— EXERCISE REQUIREMENTS —
Type the records out again in full, exactly.

— INPUT DATA —
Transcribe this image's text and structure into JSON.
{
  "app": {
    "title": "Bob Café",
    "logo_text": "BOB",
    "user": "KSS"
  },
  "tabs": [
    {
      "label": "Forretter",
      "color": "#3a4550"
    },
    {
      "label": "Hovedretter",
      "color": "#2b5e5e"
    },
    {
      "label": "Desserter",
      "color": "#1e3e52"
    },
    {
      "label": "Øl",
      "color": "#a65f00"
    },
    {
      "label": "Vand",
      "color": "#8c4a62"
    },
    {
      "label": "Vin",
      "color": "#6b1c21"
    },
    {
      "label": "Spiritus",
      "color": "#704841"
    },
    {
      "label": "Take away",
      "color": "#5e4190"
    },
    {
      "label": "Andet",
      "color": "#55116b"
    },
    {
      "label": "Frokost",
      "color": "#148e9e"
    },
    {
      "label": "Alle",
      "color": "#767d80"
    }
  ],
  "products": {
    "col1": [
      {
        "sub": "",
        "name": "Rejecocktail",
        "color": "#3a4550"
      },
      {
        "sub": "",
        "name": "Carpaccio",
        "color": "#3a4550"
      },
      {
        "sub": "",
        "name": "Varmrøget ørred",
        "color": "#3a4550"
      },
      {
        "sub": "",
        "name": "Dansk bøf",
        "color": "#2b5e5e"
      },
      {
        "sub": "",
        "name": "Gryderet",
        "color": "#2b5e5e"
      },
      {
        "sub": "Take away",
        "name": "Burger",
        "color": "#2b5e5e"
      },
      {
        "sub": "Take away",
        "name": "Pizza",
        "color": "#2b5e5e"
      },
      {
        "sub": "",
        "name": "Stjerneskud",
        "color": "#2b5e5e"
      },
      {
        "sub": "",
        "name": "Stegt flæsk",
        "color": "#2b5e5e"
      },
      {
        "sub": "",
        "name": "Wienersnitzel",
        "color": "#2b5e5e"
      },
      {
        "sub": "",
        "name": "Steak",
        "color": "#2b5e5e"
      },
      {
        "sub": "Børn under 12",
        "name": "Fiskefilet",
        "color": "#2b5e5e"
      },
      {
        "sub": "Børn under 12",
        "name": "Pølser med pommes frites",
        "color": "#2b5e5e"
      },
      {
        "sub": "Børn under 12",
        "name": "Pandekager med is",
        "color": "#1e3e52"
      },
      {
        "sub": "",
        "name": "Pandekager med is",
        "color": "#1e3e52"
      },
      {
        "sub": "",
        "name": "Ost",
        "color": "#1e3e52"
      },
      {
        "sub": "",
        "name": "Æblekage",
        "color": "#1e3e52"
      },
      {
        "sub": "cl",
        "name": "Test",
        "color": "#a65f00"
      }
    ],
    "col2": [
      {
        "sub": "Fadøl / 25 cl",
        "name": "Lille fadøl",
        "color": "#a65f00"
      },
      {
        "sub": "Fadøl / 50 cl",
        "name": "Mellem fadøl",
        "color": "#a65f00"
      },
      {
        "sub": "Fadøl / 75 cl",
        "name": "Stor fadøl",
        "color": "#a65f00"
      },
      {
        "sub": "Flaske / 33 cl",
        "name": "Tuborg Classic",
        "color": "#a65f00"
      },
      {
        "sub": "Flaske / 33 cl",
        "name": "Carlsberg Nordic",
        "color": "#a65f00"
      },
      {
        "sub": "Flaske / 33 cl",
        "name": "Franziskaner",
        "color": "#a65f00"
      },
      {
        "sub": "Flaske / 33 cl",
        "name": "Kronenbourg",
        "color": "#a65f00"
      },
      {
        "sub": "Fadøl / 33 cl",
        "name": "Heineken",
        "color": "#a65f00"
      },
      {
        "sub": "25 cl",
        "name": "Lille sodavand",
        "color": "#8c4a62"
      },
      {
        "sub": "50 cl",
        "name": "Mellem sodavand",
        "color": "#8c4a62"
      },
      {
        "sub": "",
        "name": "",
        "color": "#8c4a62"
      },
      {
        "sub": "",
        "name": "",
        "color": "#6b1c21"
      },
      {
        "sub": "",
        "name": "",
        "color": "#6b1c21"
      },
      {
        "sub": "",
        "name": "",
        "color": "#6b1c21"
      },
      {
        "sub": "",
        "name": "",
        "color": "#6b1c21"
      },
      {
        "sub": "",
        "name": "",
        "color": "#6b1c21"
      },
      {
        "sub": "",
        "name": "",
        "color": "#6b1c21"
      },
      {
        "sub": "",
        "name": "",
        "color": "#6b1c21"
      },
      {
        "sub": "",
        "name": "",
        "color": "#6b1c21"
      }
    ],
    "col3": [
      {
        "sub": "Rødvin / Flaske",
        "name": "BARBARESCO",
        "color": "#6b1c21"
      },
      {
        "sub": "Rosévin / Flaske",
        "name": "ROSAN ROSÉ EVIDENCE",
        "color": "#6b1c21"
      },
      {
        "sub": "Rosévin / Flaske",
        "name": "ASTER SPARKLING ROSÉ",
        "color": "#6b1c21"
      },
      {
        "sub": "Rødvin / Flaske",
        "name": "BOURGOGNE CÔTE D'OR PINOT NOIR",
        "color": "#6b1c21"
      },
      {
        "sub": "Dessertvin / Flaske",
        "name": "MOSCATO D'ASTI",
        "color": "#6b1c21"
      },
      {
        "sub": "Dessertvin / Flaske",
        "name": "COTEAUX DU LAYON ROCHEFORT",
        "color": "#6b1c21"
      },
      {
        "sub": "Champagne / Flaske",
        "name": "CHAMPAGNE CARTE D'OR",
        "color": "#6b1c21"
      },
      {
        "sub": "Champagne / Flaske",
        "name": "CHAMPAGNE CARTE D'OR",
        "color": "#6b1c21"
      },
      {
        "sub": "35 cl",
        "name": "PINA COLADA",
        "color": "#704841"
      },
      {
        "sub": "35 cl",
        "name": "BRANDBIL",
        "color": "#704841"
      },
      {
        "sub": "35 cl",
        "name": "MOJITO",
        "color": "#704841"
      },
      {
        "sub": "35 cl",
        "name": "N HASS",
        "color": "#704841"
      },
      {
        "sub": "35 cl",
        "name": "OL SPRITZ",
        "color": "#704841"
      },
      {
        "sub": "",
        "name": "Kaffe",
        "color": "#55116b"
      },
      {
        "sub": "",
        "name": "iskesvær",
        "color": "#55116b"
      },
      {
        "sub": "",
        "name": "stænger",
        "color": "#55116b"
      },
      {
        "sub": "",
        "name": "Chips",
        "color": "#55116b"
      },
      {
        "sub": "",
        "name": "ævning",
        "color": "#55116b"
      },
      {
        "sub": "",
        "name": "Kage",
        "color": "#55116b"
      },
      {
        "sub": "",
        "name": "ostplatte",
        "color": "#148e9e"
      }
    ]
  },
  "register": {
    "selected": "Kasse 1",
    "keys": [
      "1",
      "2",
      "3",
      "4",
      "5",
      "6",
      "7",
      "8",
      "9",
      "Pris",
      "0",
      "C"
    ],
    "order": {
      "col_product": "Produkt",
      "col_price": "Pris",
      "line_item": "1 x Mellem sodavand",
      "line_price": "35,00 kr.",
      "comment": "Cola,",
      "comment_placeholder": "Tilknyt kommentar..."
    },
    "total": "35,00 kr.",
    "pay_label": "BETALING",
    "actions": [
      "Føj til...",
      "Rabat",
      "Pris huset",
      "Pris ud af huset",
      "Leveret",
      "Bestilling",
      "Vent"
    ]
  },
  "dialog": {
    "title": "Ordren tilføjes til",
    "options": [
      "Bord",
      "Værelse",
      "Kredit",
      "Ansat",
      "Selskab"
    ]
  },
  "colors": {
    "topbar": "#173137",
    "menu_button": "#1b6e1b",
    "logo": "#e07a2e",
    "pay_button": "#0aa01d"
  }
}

— ANSWER TO THE TASK —
Transcribe this image's text and structure into JSON.
{
  "app": {
    "title": "Bob Café",
    "logo_text": "BOB",
    "user": "KSS"
  },
  "tabs": [
    {
      "label": "Forretter",
      "color": "#3a4550"
    },
    {
      "label": "Hovedretter",
      "color": "#2b5e5e"
    },
    {
      "label": "Desserter",
      "color": "#1e3e52"
    },
    {
      "label": "Øl",
      "color": "#a65f00"
    },
    {
      "label": "Vand",
      "color": "#8c4a62"
    },
    {
      "label": "Vin",
      "color": "#6b1c21"
    },
    {
      "label": "Spiritus",
      "color": "#704841"
    },
    {
      "label": "Take away",
      "color": "#5e4190"
    },
    {
      "label": "Andet",
      "color": "#55116b"
    },
    {
      "label": "Frokost",
      "color": "#148e9e"
    },
    {
      "label": "Alle",
      "color": "#767d80"
    }
  ],
  "products": {
    "col1": [
      {
        "sub": "",
        "name": "Rejecocktail",
        "color": "#3a4550"
      },
      {
        "sub": "",
        "name": "Carpaccio",
        "color": "#3a4550"
      },
      {
        "sub": "",
        "name": "Varmrøget ørred",
        "color": "#3a4550"
      },
      {
        "sub": "",
        "name": "Dansk bøf",
        "color": "#2b5e5e"
      },
      {
        "sub": "",
        "name": "Gryderet",
        "color": "#2b5e5e"
      },
      {
        "sub": "Take away",
        "name": "Burger",
        "color": "#2b5e5e"
      },
      {
        "sub": "Take away",
        "name": "Pizza",
        "color": "#2b5e5e"
      },
      {
        "sub": "",
        "name": "Stjerneskud",
        "color": "#2b5e5e"
      },
      {
        "sub": "",
        "name": "Stegt flæsk",
        "color": "#2b5e5e"
      },
      {
        "sub": "",
        "name": "Wienersnitzel",
        "color": "#2b5e5e"
      },
      {
        "sub": "",
        "name": "Steak",
        "color": "#2b5e5e"
      },
      {
        "sub": "Børn under 12",
        "name": "Fiskefilet",
        "color": "#2b5e5e"
      },
      {
        "sub": "Børn under 12",
        "name": "Pølser med pommes frites",
        "color": "#2b5e5e"
      },
      {
        "sub": "Børn under 12",
        "name": "Pandekager med is",
        "color": "#1e3e52"
      },
      {
        "sub": "",
        "name": "Pandekager med is",
        "color": "#1e3e52"
      },
      {
        "sub": "",
        "name": "Ost",
        "color": "#1e3e52"
      },
      {
        "sub": "",
        "name": "Æblekage",
        "color": "#1e3e52"
      },
      {
        "sub": "cl",
        "name": "Test",
        "color": "#a65f00"
      }
    ],
    "col2": [
      {
        "sub": "Fadøl / 25 cl",
        "name": "Lille fadøl",
        "color": "#a65f00"
      },
      {
        "sub": "Fadøl / 50 cl",
        "name": "Mellem fadøl",
        "color": "#a65f00"
      },
      {
        "sub": "Fadøl / 75 cl",
        "name": "Stor fadøl",
        "color": "#a65f00"
      },
      {
        "sub": "Flaske / 33 cl",
        "name": "Tuborg Classic",
        "color": "#a65f00"
      },
      {
        "sub": "Flaske / 33 cl",
        "name": "Carlsberg Nordic",
        "color": "#a65f00"
      },
      {
        "sub": "Flaske / 33 cl",
        "name": "Franziskaner",
        "color": "#a65f00"
      },
      {
        "sub": "Flaske / 33 cl",
        "name": "Kronenbourg",
        "color": "#a65f00"
      },
      {
        "sub": "Fadøl / 33 cl",
        "name": "Heineken",
        "color": "#a65f00"
      },
      {
        "sub": "25 cl",
        "name": "Lille sodavand",
        "color": "#8c4a62"
      },
      {
        "sub": "50 cl",
        "name": "Mellem sodavand",
        "color": "#8c4a62"
      },
      {
        "sub": "",
        "name": "",
        "color": "#8c4a62"
      },
      {
        "sub": "",
        "name": "",
        "color": "#6b1c21"
      },
      {
        "sub": "",
        "name": "",
        "color": "#6b1c21"
      },
      {
        "sub": "",
        "name": "",
        "color": "#6b1c21"
      },
      {
        "sub": "",
        "name": "",
        "color": "#6b1c21"
      },
      {
        "sub": "",
        "name": "",
        "color": "#6b1c21"
      },
      {
        "sub": "",
        "name": "",
        "color": "#6b1c21"
      },
      {
        "sub": "",
        "name": "",
        "color": "#6b1c21"
      },
      {
        "sub": "",
        "name": "",
        "color": "#6b1c21"
      }
    ],
    "col3": [
      {
        "sub": "Rødvin / Flaske",
        "name": "BARBARESCO",
        "color": "#6b1c21"
      },
      {
        "sub": "Rosévin / Flaske",
        "name": "ROSAN ROSÉ EVIDENCE",
        "color": "#6b1c21"
      },
      {
        "sub": "Rosévin / Flaske",
        "name": "ASTER SPARKLING ROSÉ",
        "color": "#6b1c21"
      },
      {
        "sub": "Rødvin / Flaske",
        "name": "BOURGOGNE CÔTE D'OR PINOT NOIR",
        "color": "#6b1c21"
      },
      {
        "sub": "Dessertvin / Flaske",
        "name": "MOSCATO D'ASTI",
        "color": "#6b1c21"
      },
      {
        "sub": "Dessertvin / Flaske",
        "name": "COTEAUX DU LAYON ROCHEFORT",
        "color": "#6b1c21"
      },
      {
        "sub": "Champagne / Flaske",
        "name": "CHAMPAGNE CARTE D'OR",
        "color": "#6b1c21"
      },
      {
        "sub": "Champagne / Flaske",
        "name": "CHAMPAGNE CARTE D'OR",
        "color": "#6b1c21"
      },
      {
        "sub": "35 cl",
        "name": "PINA COLADA",
        "color": "#704841"
      },
      {
        "sub": "35 cl",
        "name": "BRANDBIL",
        "color": "#704841"
      },
      {
        "sub": "35 cl",
        "name": "MOJITO",
        "color": "#704841"
      },
      {
        "sub": "35 cl",
        "name": "N HASS",
        "color": "#704841"
      },
      {
        "sub": "35 cl",
        "name": "OL SPRITZ",
        "color": "#704841"
      },
      {
        "sub": "",
        "name": "Kaffe",
        "color": "#55116b"
      },
      {
        "sub": "",
        "name": "iskesvær",
        "color": "#55116b"
      },
      {
        "sub": "",
        "name": "stænger",
        "color": "#55116b"
      },
      {
        "sub": "",
        "name": "Chips",
        "color": "#55116b"
      },
      {
        "sub": "",
        "name": "ævning",
        "color": "#55116b"
      },
      {
        "sub": "",
        "name": "Kage",
        "color": "#55116b"
      },
      {
        "sub": "",
        "name": "ostplatte",
        "color": "#148e9e"
      }
    ]
  },
  "register": {
    "selected": "Kasse 1",
    "keys": [
      "1",
      "2",
      "3",
      "4",
      "5",
      "6",
      "7",
      "8",
      "9",
      "Pris",
      "0",
      "C"
    ],
    "order": {
      "col_product": "Produkt",
      "col_price": "Pris",
      "line_item": "1 x Mellem sodavand",
      "line_price": "35,00 kr.",
      "comment": "Cola,",
      "comment_placeholder": "Tilknyt kommentar..."
    },
    "total": "35,00 kr.",
    "pay_label": "BETALING",
    "actions": [
      "Føj til...",
      "Rabat",
      "Pris huset",
      "Pris ud af huset",
      "Leveret",
      "Bestilling",
      "Vent"
    ]
  },
  "dialog": {
    "title": "Ordren tilføjes til",
    "options": [
      "Bord",
      "Værelse",
      "Kredit",
      "Ansat",
      "Selskab"
    ]
  },
  "colors": {
    "topbar": "#173137",
    "menu_button": "#1b6e1b",
    "logo": "#e07a2e",
    "pay_button": "#0aa01d"
  }
}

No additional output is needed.